* Layout dataset entries:
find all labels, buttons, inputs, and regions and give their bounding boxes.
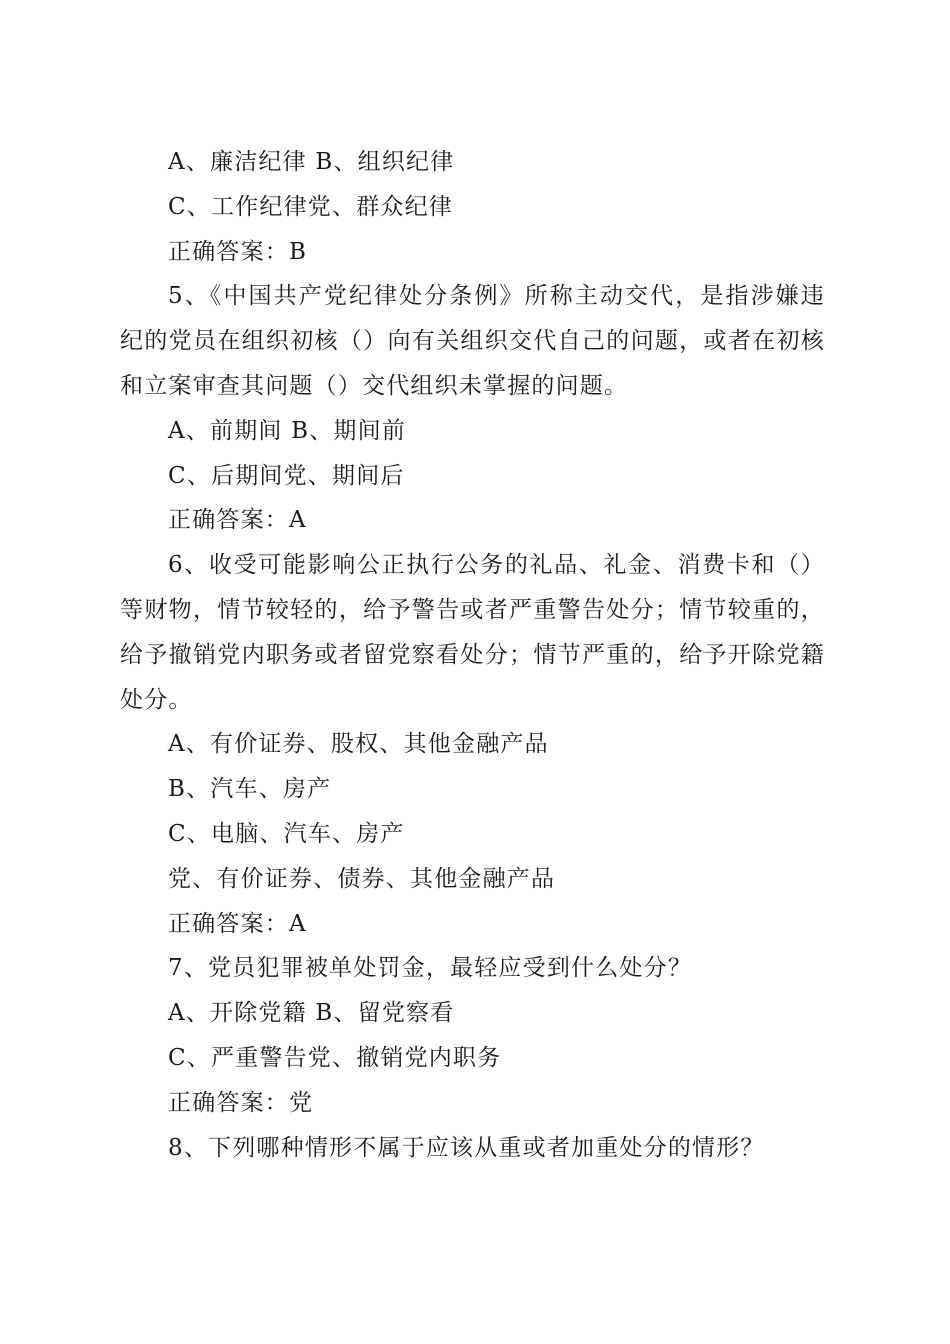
question-7: 7、党员犯罪被单处罚金，最轻应受到什么处分？ [168, 955, 693, 982]
answer-line: 正确答案：A [168, 507, 307, 534]
option-line: C、工作纪律党、群众纪律 [168, 193, 453, 220]
option-line: C、严重警告党、撤销党内职务 [168, 1044, 502, 1071]
document-body [120, 140, 825, 1170]
question-6: 6、收受可能影响公正执行公务的礼品、礼金、消费卡和（）等财物，情节较轻的，给予警告或者严重警告处分；情节较重的，给予撤销党内职务或者留党察看处分；情节严重的，给予开除党籍处分。 [120, 552, 825, 713]
question-5: 5、《中国共产党纪律处分条例》所称主动交代，是指涉嫌违纪的党员在组织初核（）向有关组织交代自己的问题，或者在初核和立案审查其问题（）交代组织未掌握的问题。 [120, 283, 825, 399]
option-line: C、后期间党、期间后 [168, 462, 405, 489]
answer-line: 正确答案：A [168, 910, 307, 937]
option-line: A、廉洁纪律 B、组织纪律 [168, 149, 455, 175]
question-8: 8、下列哪种情形不属于应该从重或者加重处分的情形？ [168, 1134, 765, 1161]
option-line: A、开除党籍 B、留党察看 [168, 1000, 455, 1027]
answer-line: 正确答案：党 [168, 1089, 314, 1116]
option-line: 党、有价证券、债券、其他金融产品 [168, 865, 556, 892]
option-line: C、电脑、汽车、房产 [168, 820, 405, 847]
option-line: A、有价证券、股权、其他金融产品 [168, 731, 549, 758]
option-line: A、前期间 B、期间前 [168, 417, 407, 444]
answer-line: 正确答案：B [168, 238, 308, 265]
option-line: B、汽车、房产 [168, 776, 332, 803]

* What the task requires: Please rewrite the data above with "option-line" changed to "choice-line" throughout, keeping everything else the same. Omit the pictures from your version.

* Correct result:
find all labels, buttons, inputs, and regions and give their bounding boxes.
question-7: 7、党员犯罪被单处罚金，最轻应受到什么处分？ [168, 955, 693, 982]
answer-line: 正确答案：A [168, 507, 307, 534]
choice-line: C、工作纪律党、群众纪律 [168, 193, 453, 220]
choice-line: C、严重警告党、撤销党内职务 [168, 1044, 502, 1071]
document-body [120, 140, 825, 1170]
question-6: 6、收受可能影响公正执行公务的礼品、礼金、消费卡和（）等财物，情节较轻的，给予警告或者严重警告处分；情节较重的，给予撤销党内职务或者留党察看处分；情节严重的，给予开除党籍处分。 [120, 552, 825, 713]
question-5: 5、《中国共产党纪律处分条例》所称主动交代，是指涉嫌违纪的党员在组织初核（）向有关组织交代自己的问题，或者在初核和立案审查其问题（）交代组织未掌握的问题。 [120, 283, 825, 399]
choice-line: C、后期间党、期间后 [168, 462, 405, 489]
answer-line: 正确答案：A [168, 910, 307, 937]
choice-line: A、廉洁纪律 B、组织纪律 [168, 149, 455, 175]
question-8: 8、下列哪种情形不属于应该从重或者加重处分的情形？ [168, 1134, 765, 1161]
choice-line: A、开除党籍 B、留党察看 [168, 1000, 455, 1027]
answer-line: 正确答案：党 [168, 1089, 314, 1116]
choice-line: 党、有价证券、债券、其他金融产品 [168, 865, 556, 892]
choice-line: C、电脑、汽车、房产 [168, 820, 405, 847]
choice-line: A、有价证券、股权、其他金融产品 [168, 731, 549, 758]
choice-line: A、前期间 B、期间前 [168, 417, 407, 444]
answer-line: 正确答案：B [168, 238, 308, 265]
choice-line: B、汽车、房产 [168, 776, 332, 803]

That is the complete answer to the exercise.